Teks Bacaan:

++++++++++

NAPAK
TILAS REVOLUSI KEMERDEKAAN INDONESIA
TIPUDAYA
DILAWAN TIPUDAYA:
(Refleksi Hari Kemerdekaan
Indonesia)
RETROSPECTION OF INDONESIAN INDEPENDENCE REVOLUTION:
Deception is countered with deception
Oleh Umi Salamah
Kemerdekaan Indonesia tidak jatuh dari
langit atau diberikan oleh penjajah. Kemerdekaan Indonesia diperjuangan melalui
revolusi yang menggetarkan dunia. Sejak dulu hanya sedikit bangsa kita yang
menyadari bahwa kita perlu merdeka. Hanya orang-orang yang tercerahkan yang
mengelola proses itu sampai mencapai kemerdekaan. Bagaimana mereka menggerakkan
masyarakat untuk mencapai kemerdekaan itu. Kita merdeka sudah 68 tahun.
Sudahkan proses mencapai bangsa yang besar dan bermartabat sebagaimana
diamanatkan dalam cita-cita proklamasi kemerdekaan itu tercapai? Kita akan
mengambil pelajaran dari napak tilas tentang keadaan, perjuangan, dan pikiran-pikiran
bangsa Indonesia sebelum dan selama revolusi besar tahun 1945 menuju
terbentuknya kebangsaan
Indonesia yang besar dan terhormat.

++++++++++

Himpunan Data:
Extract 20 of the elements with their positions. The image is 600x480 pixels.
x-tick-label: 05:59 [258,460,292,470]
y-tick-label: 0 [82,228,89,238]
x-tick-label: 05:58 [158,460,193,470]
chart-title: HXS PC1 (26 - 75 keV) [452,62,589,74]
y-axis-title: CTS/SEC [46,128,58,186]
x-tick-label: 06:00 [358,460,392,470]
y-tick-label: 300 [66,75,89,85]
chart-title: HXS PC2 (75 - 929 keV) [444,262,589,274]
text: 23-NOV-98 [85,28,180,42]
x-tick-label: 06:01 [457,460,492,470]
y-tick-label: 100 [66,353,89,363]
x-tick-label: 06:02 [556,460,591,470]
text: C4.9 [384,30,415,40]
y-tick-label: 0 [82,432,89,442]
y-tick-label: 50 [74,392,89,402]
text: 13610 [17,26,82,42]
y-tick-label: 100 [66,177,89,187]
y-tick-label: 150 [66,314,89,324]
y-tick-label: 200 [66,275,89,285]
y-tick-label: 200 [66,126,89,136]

++++++++++

Rumusan Soal:
Tentukan apakah setiap pernyataan berikut sesuai dengan teks bacaan tentang napak tilas revolusi kemerdekaan Indonesia di atas. Jawab ya atau tidak, lalu kutip kata-kata teks yang menjadi penentunya.
1. Kemerdekaan Indonesia diberikan oleh penjajah.
2. Indonesia sudah merdeka selama 68 tahun.
3. Sejak dulu sebagian besar bangsa Indonesia menyadari bahwa mereka perlu merdeka.

Jawaban Latihan:
1. Tidak: "Kemerdekaan Indonesia tidak jatuh dari langit atau diberikan oleh penjajah."
2. Ya: "Kita merdeka sudah 68 tahun."
3. Tidak: "Sejak dulu hanya sedikit bangsa kita yang menyadari bahwa kita perlu merdeka."